Reproduce the following lines word for word.
[begin The records]
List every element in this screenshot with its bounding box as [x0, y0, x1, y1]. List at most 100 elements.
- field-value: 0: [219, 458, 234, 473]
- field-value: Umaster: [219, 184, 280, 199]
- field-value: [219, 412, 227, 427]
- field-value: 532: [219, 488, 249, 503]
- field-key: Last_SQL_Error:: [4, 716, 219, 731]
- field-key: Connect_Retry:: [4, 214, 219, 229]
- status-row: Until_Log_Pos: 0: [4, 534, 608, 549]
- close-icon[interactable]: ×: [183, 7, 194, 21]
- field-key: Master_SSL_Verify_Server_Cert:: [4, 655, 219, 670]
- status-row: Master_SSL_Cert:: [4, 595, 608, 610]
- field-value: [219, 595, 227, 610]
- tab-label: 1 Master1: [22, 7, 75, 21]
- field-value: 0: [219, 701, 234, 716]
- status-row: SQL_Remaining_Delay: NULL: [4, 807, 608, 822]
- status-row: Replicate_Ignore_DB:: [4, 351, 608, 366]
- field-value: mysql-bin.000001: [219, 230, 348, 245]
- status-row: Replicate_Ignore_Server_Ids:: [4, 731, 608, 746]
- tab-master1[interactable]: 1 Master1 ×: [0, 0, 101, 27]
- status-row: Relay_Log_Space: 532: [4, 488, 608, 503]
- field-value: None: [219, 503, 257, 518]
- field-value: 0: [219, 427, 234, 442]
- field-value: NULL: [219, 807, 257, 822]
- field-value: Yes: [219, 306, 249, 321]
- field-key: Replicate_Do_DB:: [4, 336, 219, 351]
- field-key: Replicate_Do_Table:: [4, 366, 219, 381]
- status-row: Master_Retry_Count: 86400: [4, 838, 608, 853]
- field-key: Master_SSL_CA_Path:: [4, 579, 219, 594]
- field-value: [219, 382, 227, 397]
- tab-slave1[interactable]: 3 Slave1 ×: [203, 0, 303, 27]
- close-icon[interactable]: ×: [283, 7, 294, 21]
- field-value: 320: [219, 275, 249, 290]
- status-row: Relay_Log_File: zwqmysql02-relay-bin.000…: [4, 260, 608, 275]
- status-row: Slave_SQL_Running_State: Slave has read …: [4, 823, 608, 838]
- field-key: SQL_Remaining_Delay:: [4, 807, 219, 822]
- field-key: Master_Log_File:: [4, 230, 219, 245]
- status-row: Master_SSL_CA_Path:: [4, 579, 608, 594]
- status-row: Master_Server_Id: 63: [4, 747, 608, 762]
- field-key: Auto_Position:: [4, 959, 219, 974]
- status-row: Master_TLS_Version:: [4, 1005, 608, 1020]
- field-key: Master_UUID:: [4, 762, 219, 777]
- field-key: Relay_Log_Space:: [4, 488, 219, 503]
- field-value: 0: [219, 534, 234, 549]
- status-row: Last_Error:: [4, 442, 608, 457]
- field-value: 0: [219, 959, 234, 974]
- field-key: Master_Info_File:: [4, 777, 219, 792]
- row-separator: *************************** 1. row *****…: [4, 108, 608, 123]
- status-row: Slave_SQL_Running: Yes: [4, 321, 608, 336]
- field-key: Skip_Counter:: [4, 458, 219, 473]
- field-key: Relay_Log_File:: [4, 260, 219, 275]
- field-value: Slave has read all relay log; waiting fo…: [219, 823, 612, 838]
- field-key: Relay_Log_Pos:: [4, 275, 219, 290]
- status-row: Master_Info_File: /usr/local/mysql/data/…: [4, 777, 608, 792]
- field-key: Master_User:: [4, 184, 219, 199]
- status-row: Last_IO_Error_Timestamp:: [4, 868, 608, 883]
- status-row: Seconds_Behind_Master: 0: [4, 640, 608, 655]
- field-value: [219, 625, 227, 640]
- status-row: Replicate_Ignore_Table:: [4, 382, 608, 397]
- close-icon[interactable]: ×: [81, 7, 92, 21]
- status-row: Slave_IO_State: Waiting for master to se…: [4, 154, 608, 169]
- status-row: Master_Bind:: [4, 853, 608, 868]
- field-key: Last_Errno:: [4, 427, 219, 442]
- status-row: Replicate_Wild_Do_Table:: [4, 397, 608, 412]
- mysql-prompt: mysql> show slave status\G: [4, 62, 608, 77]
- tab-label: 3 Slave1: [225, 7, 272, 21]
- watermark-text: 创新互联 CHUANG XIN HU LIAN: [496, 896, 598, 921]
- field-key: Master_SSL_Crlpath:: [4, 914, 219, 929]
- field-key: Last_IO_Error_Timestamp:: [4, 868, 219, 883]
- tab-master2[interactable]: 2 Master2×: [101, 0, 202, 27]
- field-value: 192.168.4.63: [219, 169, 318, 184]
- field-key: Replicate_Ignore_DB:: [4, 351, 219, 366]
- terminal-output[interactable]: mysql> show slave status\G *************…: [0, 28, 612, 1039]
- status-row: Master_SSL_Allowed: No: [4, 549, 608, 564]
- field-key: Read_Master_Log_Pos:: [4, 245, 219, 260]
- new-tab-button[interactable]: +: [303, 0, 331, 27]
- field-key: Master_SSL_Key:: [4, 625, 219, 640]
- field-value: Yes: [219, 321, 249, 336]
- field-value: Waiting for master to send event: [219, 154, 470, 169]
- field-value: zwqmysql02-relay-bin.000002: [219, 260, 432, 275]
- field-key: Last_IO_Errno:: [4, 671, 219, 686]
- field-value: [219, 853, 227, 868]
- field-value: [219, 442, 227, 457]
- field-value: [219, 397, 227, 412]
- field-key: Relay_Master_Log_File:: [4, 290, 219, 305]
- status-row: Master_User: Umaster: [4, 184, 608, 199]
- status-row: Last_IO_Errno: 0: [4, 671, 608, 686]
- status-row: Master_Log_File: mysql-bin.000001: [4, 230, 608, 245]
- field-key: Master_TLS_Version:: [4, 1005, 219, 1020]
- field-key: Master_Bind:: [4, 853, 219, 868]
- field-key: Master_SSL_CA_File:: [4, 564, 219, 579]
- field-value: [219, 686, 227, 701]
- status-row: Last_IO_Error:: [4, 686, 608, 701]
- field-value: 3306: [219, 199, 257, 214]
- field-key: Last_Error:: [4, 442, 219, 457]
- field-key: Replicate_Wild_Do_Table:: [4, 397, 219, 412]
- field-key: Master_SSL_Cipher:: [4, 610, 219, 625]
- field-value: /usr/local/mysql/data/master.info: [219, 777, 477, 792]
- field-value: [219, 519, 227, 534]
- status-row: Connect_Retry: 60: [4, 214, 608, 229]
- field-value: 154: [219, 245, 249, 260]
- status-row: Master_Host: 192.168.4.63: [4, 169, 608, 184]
[end The records]
**Complete response:**
List every element in this screenshot with its bounding box as [x0, y0, x1, y1]. List at most 100 elements.
- field-value: 0: [219, 458, 234, 473]
- field-value: Umaster: [219, 184, 280, 199]
- field-value: [219, 412, 227, 427]
- field-value: 532: [219, 488, 249, 503]
- field-key: Last_SQL_Error:: [4, 716, 219, 731]
- field-key: Connect_Retry:: [4, 214, 219, 229]
- status-row: Until_Log_Pos: 0: [4, 534, 608, 549]
- close-icon[interactable]: ×: [183, 7, 194, 21]
- field-key: Master_SSL_Verify_Server_Cert:: [4, 655, 219, 670]
- status-row: Master_SSL_Cert:: [4, 595, 608, 610]
- field-value: [219, 595, 227, 610]
- tab-label: 1 Master1: [22, 7, 75, 21]
- field-value: 0: [219, 701, 234, 716]
- status-row: SQL_Remaining_Delay: NULL: [4, 807, 608, 822]
- status-row: Replicate_Ignore_DB:: [4, 351, 608, 366]
- field-value: mysql-bin.000001: [219, 230, 348, 245]
- status-row: Replicate_Ignore_Server_Ids:: [4, 731, 608, 746]
- tab-master1[interactable]: 1 Master1 ×: [0, 0, 101, 27]
- status-row: Relay_Log_Space: 532: [4, 488, 608, 503]
- field-value: None: [219, 503, 257, 518]
- field-value: 0: [219, 427, 234, 442]
- field-value: NULL: [219, 807, 257, 822]
- field-value: Yes: [219, 306, 249, 321]
- field-key: Replicate_Do_DB:: [4, 336, 219, 351]
- field-key: Replicate_Do_Table:: [4, 366, 219, 381]
- status-row: Master_Retry_Count: 86400: [4, 838, 608, 853]
- field-key: Master_SSL_CA_Path:: [4, 579, 219, 594]
- field-value: [219, 382, 227, 397]
- tab-slave1[interactable]: 3 Slave1 ×: [203, 0, 303, 27]
- close-icon[interactable]: ×: [283, 7, 294, 21]
- field-value: 320: [219, 275, 249, 290]
- status-row: Relay_Log_File: zwqmysql02-relay-bin.000…: [4, 260, 608, 275]
- status-row: Slave_SQL_Running_State: Slave has read …: [4, 823, 608, 838]
- field-key: SQL_Remaining_Delay:: [4, 807, 219, 822]
- field-key: Master_Log_File:: [4, 230, 219, 245]
- status-row: Master_SSL_CA_Path:: [4, 579, 608, 594]
- status-row: Master_Server_Id: 63: [4, 747, 608, 762]
- field-key: Auto_Position:: [4, 959, 219, 974]
- status-row: Master_TLS_Version:: [4, 1005, 608, 1020]
- field-key: Master_UUID:: [4, 762, 219, 777]
- field-key: Relay_Log_Space:: [4, 488, 219, 503]
- field-value: 0: [219, 534, 234, 549]
- status-row: Last_Error:: [4, 442, 608, 457]
- field-value: 0: [219, 959, 234, 974]
- field-key: Master_Info_File:: [4, 777, 219, 792]
- row-separator: *************************** 1. row *****…: [4, 108, 608, 123]
- status-row: Slave_SQL_Running: Yes: [4, 321, 608, 336]
- field-key: Skip_Counter:: [4, 458, 219, 473]
- field-key: Relay_Log_File:: [4, 260, 219, 275]
- field-value: Slave has read all relay log; waiting fo…: [219, 823, 612, 838]
- field-key: Relay_Log_Pos:: [4, 275, 219, 290]
- status-row: Master_Info_File: /usr/local/mysql/data/…: [4, 777, 608, 792]
- field-key: Master_User:: [4, 184, 219, 199]
- status-row: Last_IO_Error_Timestamp:: [4, 868, 608, 883]
- status-row: Seconds_Behind_Master: 0: [4, 640, 608, 655]
- field-value: [219, 625, 227, 640]
- status-row: Replicate_Ignore_Table:: [4, 382, 608, 397]
- close-icon[interactable]: ×: [81, 7, 92, 21]
- status-row: Slave_IO_State: Waiting for master to se…: [4, 154, 608, 169]
- status-row: Master_Bind:: [4, 853, 608, 868]
- field-key: Last_Errno:: [4, 427, 219, 442]
- status-row: Replicate_Wild_Do_Table:: [4, 397, 608, 412]
- mysql-prompt: mysql> show slave status\G: [4, 62, 608, 77]
- tab-label: 3 Slave1: [225, 7, 272, 21]
- watermark-text: 创新互联 CHUANG XIN HU LIAN: [496, 896, 598, 921]
- field-key: Master_SSL_Crlpath:: [4, 914, 219, 929]
- field-key: Last_IO_Error_Timestamp:: [4, 868, 219, 883]
- tab-master2[interactable]: 2 Master2×: [101, 0, 202, 27]
- field-value: 192.168.4.63: [219, 169, 318, 184]
- field-key: Replicate_Ignore_DB:: [4, 351, 219, 366]
- terminal-output[interactable]: mysql> show slave status\G *************…: [0, 28, 612, 1039]
- status-row: Master_SSL_Allowed: No: [4, 549, 608, 564]
- field-key: Read_Master_Log_Pos:: [4, 245, 219, 260]
- new-tab-button[interactable]: +: [303, 0, 331, 27]
- field-key: Master_SSL_Key:: [4, 625, 219, 640]
- field-value: Yes: [219, 321, 249, 336]
- field-value: Waiting for master to send event: [219, 154, 470, 169]
- field-value: zwqmysql02-relay-bin.000002: [219, 260, 432, 275]
- field-key: Last_IO_Errno:: [4, 671, 219, 686]
- field-value: [219, 853, 227, 868]
- field-value: [219, 442, 227, 457]
- field-value: [219, 397, 227, 412]
- field-key: Relay_Master_Log_File:: [4, 290, 219, 305]
- status-row: Master_User: Umaster: [4, 184, 608, 199]
- status-row: Last_IO_Errno: 0: [4, 671, 608, 686]
- status-row: Master_Log_File: mysql-bin.000001: [4, 230, 608, 245]
- field-key: Master_TLS_Version:: [4, 1005, 219, 1020]
- field-key: Master_Bind:: [4, 853, 219, 868]
- field-key: Master_SSL_CA_File:: [4, 564, 219, 579]
- field-value: [219, 686, 227, 701]
- status-row: Last_IO_Error:: [4, 686, 608, 701]
- field-value: 3306: [219, 199, 257, 214]
- field-key: Last_Error:: [4, 442, 219, 457]
- field-key: Replicate_Wild_Do_Table:: [4, 397, 219, 412]
- field-key: Master_SSL_Cipher:: [4, 610, 219, 625]
- field-value: /usr/local/mysql/data/master.info: [219, 777, 477, 792]
- field-value: [219, 519, 227, 534]
- status-row: Connect_Retry: 60: [4, 214, 608, 229]
- field-value: 154: [219, 245, 249, 260]
- status-row: Master_Host: 192.168.4.63: [4, 169, 608, 184]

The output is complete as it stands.